WRITTEN EXERCISE:
Copy each of the items below verbatim, keeping every line unchanged.
_ _ _
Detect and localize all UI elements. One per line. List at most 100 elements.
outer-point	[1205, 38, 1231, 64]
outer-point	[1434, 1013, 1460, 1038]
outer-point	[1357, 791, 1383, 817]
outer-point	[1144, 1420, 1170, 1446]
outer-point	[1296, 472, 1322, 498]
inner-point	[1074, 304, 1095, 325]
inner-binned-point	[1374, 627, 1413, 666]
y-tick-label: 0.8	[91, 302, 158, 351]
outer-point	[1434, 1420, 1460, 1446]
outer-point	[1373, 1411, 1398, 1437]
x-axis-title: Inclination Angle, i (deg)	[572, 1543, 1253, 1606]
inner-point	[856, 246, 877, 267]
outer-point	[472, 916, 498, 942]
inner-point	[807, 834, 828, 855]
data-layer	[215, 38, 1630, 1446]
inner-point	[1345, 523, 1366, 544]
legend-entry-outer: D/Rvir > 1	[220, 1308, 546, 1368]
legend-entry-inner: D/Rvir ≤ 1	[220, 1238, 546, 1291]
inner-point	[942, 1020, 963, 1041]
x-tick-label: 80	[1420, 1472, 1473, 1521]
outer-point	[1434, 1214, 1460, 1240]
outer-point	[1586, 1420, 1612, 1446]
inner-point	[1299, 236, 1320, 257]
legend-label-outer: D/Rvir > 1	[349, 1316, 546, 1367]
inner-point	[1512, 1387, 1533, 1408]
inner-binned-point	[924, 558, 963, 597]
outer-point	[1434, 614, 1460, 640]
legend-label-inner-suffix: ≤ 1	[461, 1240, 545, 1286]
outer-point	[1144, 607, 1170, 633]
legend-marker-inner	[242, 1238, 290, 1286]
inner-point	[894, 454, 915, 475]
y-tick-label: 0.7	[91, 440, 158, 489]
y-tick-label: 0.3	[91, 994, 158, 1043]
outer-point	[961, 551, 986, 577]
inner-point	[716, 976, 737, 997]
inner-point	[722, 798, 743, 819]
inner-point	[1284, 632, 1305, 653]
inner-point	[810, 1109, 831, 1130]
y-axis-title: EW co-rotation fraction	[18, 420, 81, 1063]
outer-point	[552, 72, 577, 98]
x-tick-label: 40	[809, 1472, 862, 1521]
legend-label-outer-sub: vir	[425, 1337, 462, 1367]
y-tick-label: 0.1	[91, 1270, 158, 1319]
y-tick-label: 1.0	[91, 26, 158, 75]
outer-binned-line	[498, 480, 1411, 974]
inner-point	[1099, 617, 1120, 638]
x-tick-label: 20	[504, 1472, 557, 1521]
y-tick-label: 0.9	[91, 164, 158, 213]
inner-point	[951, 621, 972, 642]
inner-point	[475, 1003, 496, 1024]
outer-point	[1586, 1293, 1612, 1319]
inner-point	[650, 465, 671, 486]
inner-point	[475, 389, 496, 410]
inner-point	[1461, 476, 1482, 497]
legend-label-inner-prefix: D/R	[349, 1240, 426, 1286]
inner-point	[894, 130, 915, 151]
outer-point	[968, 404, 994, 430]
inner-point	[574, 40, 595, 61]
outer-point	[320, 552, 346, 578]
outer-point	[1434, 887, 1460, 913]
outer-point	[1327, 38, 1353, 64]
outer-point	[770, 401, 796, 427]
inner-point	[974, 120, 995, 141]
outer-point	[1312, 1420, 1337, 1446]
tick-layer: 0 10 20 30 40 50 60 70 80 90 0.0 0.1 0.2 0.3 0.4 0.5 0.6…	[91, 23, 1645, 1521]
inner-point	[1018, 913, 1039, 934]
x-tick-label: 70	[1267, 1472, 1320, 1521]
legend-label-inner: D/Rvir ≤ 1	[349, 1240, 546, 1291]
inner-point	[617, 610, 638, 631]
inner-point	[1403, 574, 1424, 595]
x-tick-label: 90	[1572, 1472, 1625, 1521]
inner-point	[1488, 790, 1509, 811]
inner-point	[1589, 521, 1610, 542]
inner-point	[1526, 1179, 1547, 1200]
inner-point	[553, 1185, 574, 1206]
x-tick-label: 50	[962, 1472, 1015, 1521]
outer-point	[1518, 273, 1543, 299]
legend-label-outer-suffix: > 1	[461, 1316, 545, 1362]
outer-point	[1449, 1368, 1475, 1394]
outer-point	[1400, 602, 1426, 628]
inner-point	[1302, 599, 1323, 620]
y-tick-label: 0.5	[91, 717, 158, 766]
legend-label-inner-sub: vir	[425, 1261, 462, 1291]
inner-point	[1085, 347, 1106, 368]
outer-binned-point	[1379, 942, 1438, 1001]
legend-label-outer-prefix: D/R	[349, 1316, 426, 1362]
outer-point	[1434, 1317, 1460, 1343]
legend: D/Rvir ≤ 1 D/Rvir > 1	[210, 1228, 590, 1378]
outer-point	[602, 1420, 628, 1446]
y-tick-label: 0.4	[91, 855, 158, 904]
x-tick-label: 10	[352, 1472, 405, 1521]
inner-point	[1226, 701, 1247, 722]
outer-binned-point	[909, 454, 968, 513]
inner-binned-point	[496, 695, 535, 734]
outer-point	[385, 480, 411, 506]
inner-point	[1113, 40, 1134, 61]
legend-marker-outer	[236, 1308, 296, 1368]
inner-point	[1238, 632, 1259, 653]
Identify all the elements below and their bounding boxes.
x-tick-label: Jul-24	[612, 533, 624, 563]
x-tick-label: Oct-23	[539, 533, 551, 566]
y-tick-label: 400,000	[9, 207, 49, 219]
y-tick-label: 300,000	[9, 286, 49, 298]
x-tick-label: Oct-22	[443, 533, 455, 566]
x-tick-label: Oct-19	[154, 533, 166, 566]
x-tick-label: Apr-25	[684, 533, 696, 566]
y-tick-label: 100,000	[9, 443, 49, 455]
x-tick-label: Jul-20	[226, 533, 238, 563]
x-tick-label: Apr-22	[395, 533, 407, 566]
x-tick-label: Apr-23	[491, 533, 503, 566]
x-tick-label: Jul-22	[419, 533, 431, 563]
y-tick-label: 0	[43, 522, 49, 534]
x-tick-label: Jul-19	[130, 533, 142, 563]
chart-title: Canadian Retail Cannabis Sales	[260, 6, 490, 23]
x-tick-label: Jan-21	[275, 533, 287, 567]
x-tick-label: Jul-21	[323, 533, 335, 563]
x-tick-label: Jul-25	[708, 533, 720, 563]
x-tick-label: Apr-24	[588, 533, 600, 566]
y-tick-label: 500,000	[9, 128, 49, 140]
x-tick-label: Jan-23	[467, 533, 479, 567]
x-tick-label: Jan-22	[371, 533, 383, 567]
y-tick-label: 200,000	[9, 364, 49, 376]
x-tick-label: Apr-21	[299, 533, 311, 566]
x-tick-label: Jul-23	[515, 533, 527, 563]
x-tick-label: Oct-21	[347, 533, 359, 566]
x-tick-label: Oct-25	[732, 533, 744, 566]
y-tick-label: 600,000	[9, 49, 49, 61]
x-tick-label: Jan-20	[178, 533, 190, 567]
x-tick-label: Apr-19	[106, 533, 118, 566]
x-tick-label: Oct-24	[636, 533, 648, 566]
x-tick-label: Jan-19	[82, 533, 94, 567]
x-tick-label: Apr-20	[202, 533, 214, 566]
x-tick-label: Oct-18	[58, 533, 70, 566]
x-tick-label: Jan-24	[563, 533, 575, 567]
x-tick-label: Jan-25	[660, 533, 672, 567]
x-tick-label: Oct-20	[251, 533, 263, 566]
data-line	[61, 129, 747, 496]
_ _ _
SOLUTION:
Detect and localize all UI elements. One per line. List at most 100 elements.
outer-point	[1205, 38, 1231, 64]
outer-point	[1434, 1013, 1460, 1038]
outer-point	[1357, 791, 1383, 817]
outer-point	[1144, 1420, 1170, 1446]
outer-point	[1296, 472, 1322, 498]
inner-point	[1074, 304, 1095, 325]
inner-binned-point	[1374, 627, 1413, 666]
y-tick-label: 0.8	[91, 302, 158, 351]
outer-point	[1434, 1420, 1460, 1446]
outer-point	[1373, 1411, 1398, 1437]
x-axis-title: Inclination Angle, i (deg)	[572, 1543, 1253, 1606]
inner-point	[856, 246, 877, 267]
outer-point	[472, 916, 498, 942]
inner-point	[807, 834, 828, 855]
data-layer	[215, 38, 1630, 1446]
inner-point	[1345, 523, 1366, 544]
legend-entry-outer: D/Rvir > 1	[220, 1308, 546, 1368]
legend-entry-inner: D/Rvir ≤ 1	[220, 1238, 546, 1291]
inner-point	[942, 1020, 963, 1041]
x-tick-label: 80	[1420, 1472, 1473, 1521]
outer-point	[1434, 1214, 1460, 1240]
outer-point	[1586, 1420, 1612, 1446]
inner-point	[1299, 236, 1320, 257]
legend-label-outer: D/Rvir > 1	[349, 1316, 546, 1367]
inner-point	[1512, 1387, 1533, 1408]
inner-binned-point	[924, 558, 963, 597]
outer-point	[1434, 614, 1460, 640]
legend-label-inner-suffix: ≤ 1	[461, 1240, 545, 1286]
outer-point	[1144, 607, 1170, 633]
legend-marker-inner	[242, 1238, 290, 1286]
inner-point	[894, 454, 915, 475]
y-tick-label: 0.7	[91, 440, 158, 489]
y-tick-label: 0.3	[91, 994, 158, 1043]
outer-point	[961, 551, 986, 577]
inner-point	[716, 976, 737, 997]
inner-point	[722, 798, 743, 819]
inner-point	[1284, 632, 1305, 653]
inner-point	[810, 1109, 831, 1130]
y-axis-title: EW co-rotation fraction	[18, 420, 81, 1063]
outer-point	[552, 72, 577, 98]
x-tick-label: 40	[809, 1472, 862, 1521]
legend-label-outer-sub: vir	[425, 1337, 462, 1367]
y-tick-label: 0.1	[91, 1270, 158, 1319]
y-tick-label: 1.0	[91, 26, 158, 75]
outer-binned-line	[498, 480, 1411, 974]
inner-point	[1099, 617, 1120, 638]
x-tick-label: 20	[504, 1472, 557, 1521]
y-tick-label: 0.9	[91, 164, 158, 213]
inner-point	[951, 621, 972, 642]
inner-point	[475, 1003, 496, 1024]
outer-point	[1586, 1293, 1612, 1319]
inner-point	[650, 465, 671, 486]
inner-point	[475, 389, 496, 410]
inner-point	[1461, 476, 1482, 497]
legend-label-inner-prefix: D/R	[349, 1240, 426, 1286]
inner-point	[894, 130, 915, 151]
outer-point	[968, 404, 994, 430]
inner-point	[574, 40, 595, 61]
outer-point	[320, 552, 346, 578]
outer-point	[1434, 887, 1460, 913]
outer-point	[1327, 38, 1353, 64]
outer-point	[770, 401, 796, 427]
inner-point	[974, 120, 995, 141]
outer-point	[1312, 1420, 1337, 1446]
tick-layer: 0 10 20 30 40 50 60 70 80 90 0.0 0.1 0.2 0.3 0.4 0.5 0.6…	[91, 23, 1645, 1521]
inner-point	[1018, 913, 1039, 934]
x-tick-label: 70	[1267, 1472, 1320, 1521]
legend-label-inner: D/Rvir ≤ 1	[349, 1240, 546, 1291]
inner-point	[617, 610, 638, 631]
inner-point	[1403, 574, 1424, 595]
x-tick-label: 90	[1572, 1472, 1625, 1521]
inner-point	[1488, 790, 1509, 811]
inner-point	[1589, 521, 1610, 542]
inner-point	[1526, 1179, 1547, 1200]
inner-point	[553, 1185, 574, 1206]
x-tick-label: 50	[962, 1472, 1015, 1521]
outer-point	[1518, 273, 1543, 299]
legend-label-outer-suffix: > 1	[461, 1316, 545, 1362]
outer-point	[1449, 1368, 1475, 1394]
outer-point	[1400, 602, 1426, 628]
inner-point	[1302, 599, 1323, 620]
y-tick-label: 0.5	[91, 717, 158, 766]
legend-label-inner-sub: vir	[425, 1261, 462, 1291]
inner-point	[1085, 347, 1106, 368]
outer-binned-point	[1379, 942, 1438, 1001]
legend-label-outer-prefix: D/R	[349, 1316, 426, 1362]
outer-point	[1434, 1317, 1460, 1343]
legend: D/Rvir ≤ 1 D/Rvir > 1	[210, 1228, 590, 1378]
outer-point	[602, 1420, 628, 1446]
y-tick-label: 0.4	[91, 855, 158, 904]
x-tick-label: 10	[352, 1472, 405, 1521]
inner-point	[1226, 701, 1247, 722]
outer-binned-point	[909, 454, 968, 513]
inner-binned-point	[496, 695, 535, 734]
outer-point	[385, 480, 411, 506]
inner-point	[1113, 40, 1134, 61]
legend-marker-outer	[236, 1308, 296, 1368]
inner-point	[1238, 632, 1259, 653]
Identify all the elements below and their bounding boxes.
x-tick-label: Jul-24	[612, 533, 624, 563]
x-tick-label: Oct-23	[539, 533, 551, 566]
y-tick-label: 400,000	[9, 207, 49, 219]
y-tick-label: 300,000	[9, 286, 49, 298]
x-tick-label: Oct-22	[443, 533, 455, 566]
x-tick-label: Oct-19	[154, 533, 166, 566]
x-tick-label: Apr-25	[684, 533, 696, 566]
y-tick-label: 100,000	[9, 443, 49, 455]
x-tick-label: Jul-20	[226, 533, 238, 563]
x-tick-label: Apr-22	[395, 533, 407, 566]
x-tick-label: Apr-23	[491, 533, 503, 566]
x-tick-label: Jul-22	[419, 533, 431, 563]
y-tick-label: 0	[43, 522, 49, 534]
x-tick-label: Jul-19	[130, 533, 142, 563]
chart-title: Canadian Retail Cannabis Sales	[260, 6, 490, 23]
x-tick-label: Jan-21	[275, 533, 287, 567]
x-tick-label: Jul-21	[323, 533, 335, 563]
x-tick-label: Jul-25	[708, 533, 720, 563]
x-tick-label: Apr-24	[588, 533, 600, 566]
y-tick-label: 500,000	[9, 128, 49, 140]
x-tick-label: Jan-23	[467, 533, 479, 567]
x-tick-label: Jan-22	[371, 533, 383, 567]
y-tick-label: 200,000	[9, 364, 49, 376]
x-tick-label: Apr-21	[299, 533, 311, 566]
x-tick-label: Jul-23	[515, 533, 527, 563]
x-tick-label: Oct-21	[347, 533, 359, 566]
x-tick-label: Oct-25	[732, 533, 744, 566]
y-tick-label: 600,000	[9, 49, 49, 61]
x-tick-label: Jan-20	[178, 533, 190, 567]
x-tick-label: Apr-19	[106, 533, 118, 566]
x-tick-label: Oct-24	[636, 533, 648, 566]
x-tick-label: Jan-19	[82, 533, 94, 567]
x-tick-label: Apr-20	[202, 533, 214, 566]
x-tick-label: Oct-18	[58, 533, 70, 566]
x-tick-label: Jan-24	[563, 533, 575, 567]
x-tick-label: Jan-25	[660, 533, 672, 567]
x-tick-label: Oct-20	[251, 533, 263, 566]
data-line	[61, 129, 747, 496]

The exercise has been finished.